═══ Data rows ═══
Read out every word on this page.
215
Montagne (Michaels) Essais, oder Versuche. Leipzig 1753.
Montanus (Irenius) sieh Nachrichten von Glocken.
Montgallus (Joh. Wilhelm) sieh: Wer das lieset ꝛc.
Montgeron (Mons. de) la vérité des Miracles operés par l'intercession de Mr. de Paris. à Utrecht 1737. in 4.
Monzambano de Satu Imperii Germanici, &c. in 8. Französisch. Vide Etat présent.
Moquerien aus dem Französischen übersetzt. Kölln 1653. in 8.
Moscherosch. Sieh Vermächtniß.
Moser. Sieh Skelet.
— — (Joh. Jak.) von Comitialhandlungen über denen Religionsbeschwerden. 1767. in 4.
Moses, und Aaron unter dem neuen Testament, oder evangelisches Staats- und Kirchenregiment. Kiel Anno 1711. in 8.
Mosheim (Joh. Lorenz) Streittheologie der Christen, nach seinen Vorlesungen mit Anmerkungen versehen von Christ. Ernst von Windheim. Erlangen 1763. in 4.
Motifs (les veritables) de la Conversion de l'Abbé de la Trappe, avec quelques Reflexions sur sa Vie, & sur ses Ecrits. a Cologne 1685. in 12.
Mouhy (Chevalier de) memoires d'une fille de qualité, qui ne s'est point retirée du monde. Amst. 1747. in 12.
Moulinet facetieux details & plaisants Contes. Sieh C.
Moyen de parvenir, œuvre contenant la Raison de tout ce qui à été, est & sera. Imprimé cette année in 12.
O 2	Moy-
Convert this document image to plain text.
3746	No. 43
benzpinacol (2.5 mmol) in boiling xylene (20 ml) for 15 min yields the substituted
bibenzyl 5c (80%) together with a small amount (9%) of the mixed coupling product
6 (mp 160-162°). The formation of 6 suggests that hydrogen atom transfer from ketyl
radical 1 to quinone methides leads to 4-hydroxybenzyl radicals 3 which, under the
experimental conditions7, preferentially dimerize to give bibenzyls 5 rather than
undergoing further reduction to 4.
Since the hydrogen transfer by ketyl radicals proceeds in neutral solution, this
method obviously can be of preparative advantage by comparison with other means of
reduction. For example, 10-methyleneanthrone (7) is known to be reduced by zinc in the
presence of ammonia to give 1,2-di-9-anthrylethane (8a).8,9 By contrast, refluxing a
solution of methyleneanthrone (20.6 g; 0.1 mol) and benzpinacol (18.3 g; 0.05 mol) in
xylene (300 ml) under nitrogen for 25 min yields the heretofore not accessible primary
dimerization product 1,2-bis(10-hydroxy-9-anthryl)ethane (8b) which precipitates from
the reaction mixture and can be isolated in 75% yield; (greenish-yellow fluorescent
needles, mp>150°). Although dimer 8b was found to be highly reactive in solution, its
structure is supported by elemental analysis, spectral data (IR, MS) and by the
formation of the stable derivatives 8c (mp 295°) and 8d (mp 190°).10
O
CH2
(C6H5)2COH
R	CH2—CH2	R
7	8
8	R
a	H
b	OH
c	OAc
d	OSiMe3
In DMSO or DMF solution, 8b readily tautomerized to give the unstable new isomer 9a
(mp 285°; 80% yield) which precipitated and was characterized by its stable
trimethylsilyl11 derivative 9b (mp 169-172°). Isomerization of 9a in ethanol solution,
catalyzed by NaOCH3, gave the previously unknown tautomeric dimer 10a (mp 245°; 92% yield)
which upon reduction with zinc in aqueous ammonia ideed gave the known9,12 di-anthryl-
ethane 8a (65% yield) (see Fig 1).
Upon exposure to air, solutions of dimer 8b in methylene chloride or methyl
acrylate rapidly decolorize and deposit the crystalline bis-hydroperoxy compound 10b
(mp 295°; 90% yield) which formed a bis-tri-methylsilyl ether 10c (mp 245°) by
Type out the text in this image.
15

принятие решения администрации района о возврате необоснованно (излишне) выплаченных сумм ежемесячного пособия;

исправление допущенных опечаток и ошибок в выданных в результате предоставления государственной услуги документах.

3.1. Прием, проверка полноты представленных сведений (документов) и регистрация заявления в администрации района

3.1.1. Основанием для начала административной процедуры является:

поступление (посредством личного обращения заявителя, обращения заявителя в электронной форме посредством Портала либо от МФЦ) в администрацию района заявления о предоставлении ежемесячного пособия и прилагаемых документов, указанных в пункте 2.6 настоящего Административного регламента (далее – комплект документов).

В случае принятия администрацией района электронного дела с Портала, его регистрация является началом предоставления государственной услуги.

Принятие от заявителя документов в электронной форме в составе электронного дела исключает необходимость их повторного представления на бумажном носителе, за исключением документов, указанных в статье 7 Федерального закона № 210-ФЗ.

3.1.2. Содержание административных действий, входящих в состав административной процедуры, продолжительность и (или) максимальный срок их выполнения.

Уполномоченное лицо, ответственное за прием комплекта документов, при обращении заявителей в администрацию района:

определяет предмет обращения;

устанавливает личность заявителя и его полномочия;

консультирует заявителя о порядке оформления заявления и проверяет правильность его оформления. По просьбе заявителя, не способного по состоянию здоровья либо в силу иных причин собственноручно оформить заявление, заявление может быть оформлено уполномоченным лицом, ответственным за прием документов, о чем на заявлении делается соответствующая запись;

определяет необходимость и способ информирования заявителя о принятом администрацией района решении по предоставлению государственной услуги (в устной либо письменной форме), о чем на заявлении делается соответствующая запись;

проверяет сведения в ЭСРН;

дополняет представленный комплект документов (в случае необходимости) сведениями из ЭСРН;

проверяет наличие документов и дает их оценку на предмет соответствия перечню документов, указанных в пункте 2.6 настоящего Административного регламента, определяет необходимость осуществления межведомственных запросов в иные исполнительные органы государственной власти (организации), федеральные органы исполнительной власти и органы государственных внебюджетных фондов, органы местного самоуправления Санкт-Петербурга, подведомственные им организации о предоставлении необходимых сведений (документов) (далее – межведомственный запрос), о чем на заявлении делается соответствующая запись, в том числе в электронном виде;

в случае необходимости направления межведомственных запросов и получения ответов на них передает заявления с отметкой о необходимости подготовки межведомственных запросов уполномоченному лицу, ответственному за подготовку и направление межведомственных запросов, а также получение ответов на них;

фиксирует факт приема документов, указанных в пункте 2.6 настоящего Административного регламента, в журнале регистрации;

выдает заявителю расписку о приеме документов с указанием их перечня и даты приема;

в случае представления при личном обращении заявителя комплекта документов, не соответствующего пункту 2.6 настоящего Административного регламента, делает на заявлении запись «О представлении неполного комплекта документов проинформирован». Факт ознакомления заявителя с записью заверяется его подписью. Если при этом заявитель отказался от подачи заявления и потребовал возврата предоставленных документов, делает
═══
__Task directions__
Which lines hold the word "formation"? Copy every one of them.

__Result of the task__
6 (mp 160-162°). The formation of 6 suggests that hydrogen atom transfer from ketyl
formation of the stable derivatives 8c (mp 295°) and 8d (mp 190°).10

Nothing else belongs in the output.